• _Kurze Aufgabe A_
Mit welchem Betrag belastet eine Nominierungsveranstaltung laut dem Textauszug die Parteikasse?

• _Textauszug_
● ● ● ● ●
SPD-Chef verärgert über ausgebliebene Vorwarnung der Stadt

Verärgert über die Stadtverwaltung zeigte sich am Abend der SPD-Ortsvereinsvorsitzende Mirko Kruschinski: „Zwischen dem 22. Januar und dem 8. Februar wäre doch wohl genügend Zeit gewesen, uns vorzuwarnen. Stattdessen hat man uns mit der Nominierung ins offene Messer laufen lassen.“

Kruschinski erinnerte daran, dass eine Nominierungsveranstaltung auch Geld koste: Von den Einladungen über die Saalmiete bis zur Verpflegung würden mehrere hundert Euro die Parteikasse belasten. „Für nichts.“

Deshalb muss der Wahlausschuss am 19. Februar jetzt zum dritten Mal ran, und die SPD muss mit ihren Kandidaten ebenso nachsitzen wie die CDU. Um den Treppenwitz komplett zu machen: Der Ukas zur Einwohnerzahl traf exakt am 22. Januar im Rathaus ein – dem Nachmittag, an dem der Wahlausschuss seine zweite Aufteilung vornahm, die jetzt wieder hinfällig ist. Zu der Zeit, sagt Bastek, war das Unheil nicht mehr aufzuhalten, denn für die Neuberechnung blieb keine Zeit mehr.
● ● ● ● ●
• _Bereitgestellte Daten_
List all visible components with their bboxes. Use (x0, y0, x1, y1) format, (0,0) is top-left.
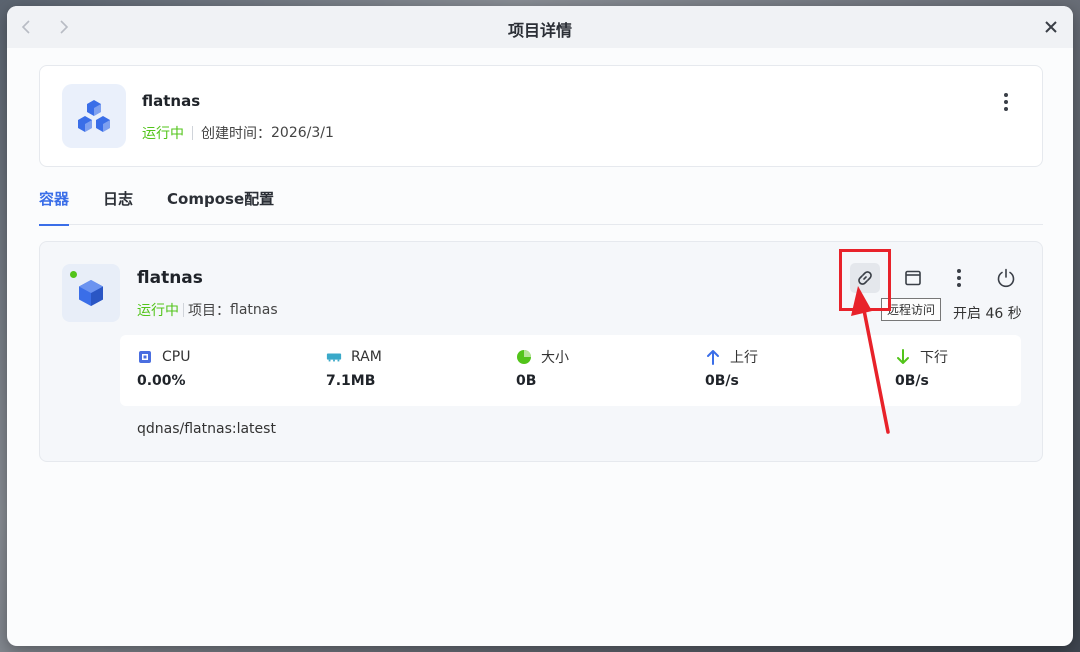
stat-label: CPU (162, 349, 191, 365)
power-icon[interactable] (991, 263, 1021, 293)
project-name: flatnas (142, 92, 201, 110)
cpu-chip-icon (137, 349, 153, 365)
container-card: flatnas 运行中 项目： flatnas 远程访问 开启 46 秒 CPU… (39, 241, 1043, 462)
stat-size: 大小 0B (516, 347, 569, 389)
tab-containers[interactable]: 容器 (39, 188, 70, 226)
cubes-icon (62, 84, 126, 148)
container-image: qdnas/flatnas:latest (137, 421, 276, 437)
terminal-window-icon[interactable] (898, 263, 928, 293)
stat-label: 上行 (730, 350, 758, 366)
stat-cpu: CPU 0.00% (137, 347, 190, 389)
more-options-icon[interactable] (996, 90, 1016, 114)
tab-compose-config[interactable]: Compose配置 (167, 188, 274, 225)
project-label: 项目： (188, 303, 230, 319)
stat-value: 0B/s (705, 373, 739, 389)
pie-chart-icon (516, 349, 532, 365)
memory-icon (326, 349, 342, 365)
stat-label: 下行 (920, 350, 948, 366)
container-status: 运行中 (137, 303, 179, 319)
container-stats: CPU 0.00% RAM 7.1MB 大小 0B 上行 0B/s 下行 0B/… (120, 335, 1021, 406)
tab-logs[interactable]: 日志 (103, 188, 133, 225)
project-header-card: flatnas 运行中 创建时间： 2026/3/1 (39, 65, 1043, 167)
project-meta: 运行中 创建时间： 2026/3/1 (142, 123, 334, 143)
project-value: flatnas (230, 302, 278, 318)
running-indicator (70, 271, 77, 278)
created-label: 创建时间： (201, 126, 271, 142)
created-value: 2026/3/1 (271, 125, 334, 141)
stat-download: 下行 0B/s (895, 347, 948, 389)
stat-upload: 上行 0B/s (705, 347, 758, 389)
stat-value: 0B (516, 373, 537, 389)
divider (183, 303, 184, 317)
container-meta: 运行中 项目： flatnas (137, 300, 278, 320)
divider (192, 126, 193, 140)
stat-value: 7.1MB (326, 373, 376, 389)
stat-value: 0B/s (895, 373, 929, 389)
project-status: 运行中 (142, 126, 184, 142)
stat-value: 0.00% (137, 373, 186, 389)
close-icon[interactable] (1039, 15, 1063, 39)
more-options-icon[interactable] (944, 263, 974, 293)
stat-ram: RAM 7.1MB (326, 347, 382, 389)
annotation-highlight-box (839, 249, 891, 311)
title-bar: 项目详情 (7, 6, 1073, 48)
window-title: 项目详情 (507, 21, 572, 40)
container-name: flatnas (137, 268, 203, 288)
stat-label: 大小 (541, 350, 569, 366)
uptime-text: 开启 46 秒 (953, 306, 1022, 322)
arrow-down-icon (895, 349, 911, 365)
stat-label: RAM (351, 349, 382, 365)
tab-bar: 容器 日志 Compose配置 (39, 188, 1043, 226)
project-detail-window: 项目详情 flatnas 运行中 创建时间： 2026/3/1 容器 日志 Co… (7, 6, 1073, 646)
arrow-up-icon (705, 349, 721, 365)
● ● ● ● ●
• _Kurze Aufgabe B_
Gib bitte nur die Zeilen der Datensätze wieder, beginnend mit der Zeile, die „stat-label: CPU (162, 349, 191, 365)“ enthält, und endend mit der Zeile, die „title-bar: 项目详情 (7, 6, 1073, 48)“ enthält. Setze darin „separator“ anstelle von „divider“ und lass alles andere unverändert.

• _Ausgabe A_
Mit mehreren hundert Euro.

• _Ausgabe B_
stat-label: CPU (162, 349, 191, 365)
power-icon[interactable] (991, 263, 1021, 293)
project-name: flatnas (142, 92, 201, 110)
cpu-chip-icon (137, 349, 153, 365)
container-card: flatnas 运行中 项目： flatnas 远程访问 开启 46 秒 CPU… (39, 241, 1043, 462)
stat-size: 大小 0B (516, 347, 569, 389)
tab-containers[interactable]: 容器 (39, 188, 70, 226)
cubes-icon (62, 84, 126, 148)
container-image: qdnas/flatnas:latest (137, 421, 276, 437)
terminal-window-icon[interactable] (898, 263, 928, 293)
stat-label: 上行 (730, 350, 758, 366)
stat-cpu: CPU 0.00% (137, 347, 190, 389)
more-options-icon[interactable] (996, 90, 1016, 114)
tab-compose-config[interactable]: Compose配置 (167, 188, 274, 225)
project-label: 项目： (188, 303, 230, 319)
stat-value: 0B/s (705, 373, 739, 389)
pie-chart-icon (516, 349, 532, 365)
memory-icon (326, 349, 342, 365)
stat-label: 下行 (920, 350, 948, 366)
container-status: 运行中 (137, 303, 179, 319)
container-stats: CPU 0.00% RAM 7.1MB 大小 0B 上行 0B/s 下行 0B/… (120, 335, 1021, 406)
tab-logs[interactable]: 日志 (103, 188, 133, 225)
project-header-card: flatnas 运行中 创建时间： 2026/3/1 (39, 65, 1043, 167)
project-meta: 运行中 创建时间： 2026/3/1 (142, 123, 334, 143)
project-value: flatnas (230, 302, 278, 318)
running-indicator (70, 271, 77, 278)
created-label: 创建时间： (201, 126, 271, 142)
created-value: 2026/3/1 (271, 125, 334, 141)
stat-download: 下行 0B/s (895, 347, 948, 389)
stat-upload: 上行 0B/s (705, 347, 758, 389)
stat-value: 0B (516, 373, 537, 389)
separator (183, 303, 184, 317)
container-meta: 运行中 项目： flatnas (137, 300, 278, 320)
separator (192, 126, 193, 140)
stat-value: 7.1MB (326, 373, 376, 389)
stat-value: 0B/s (895, 373, 929, 389)
project-status: 运行中 (142, 126, 184, 142)
stat-value: 0.00% (137, 373, 186, 389)
close-icon[interactable] (1039, 15, 1063, 39)
more-options-icon[interactable] (944, 263, 974, 293)
stat-ram: RAM 7.1MB (326, 347, 382, 389)
annotation-highlight-box (839, 249, 891, 311)
title-bar: 项目详情 (7, 6, 1073, 48)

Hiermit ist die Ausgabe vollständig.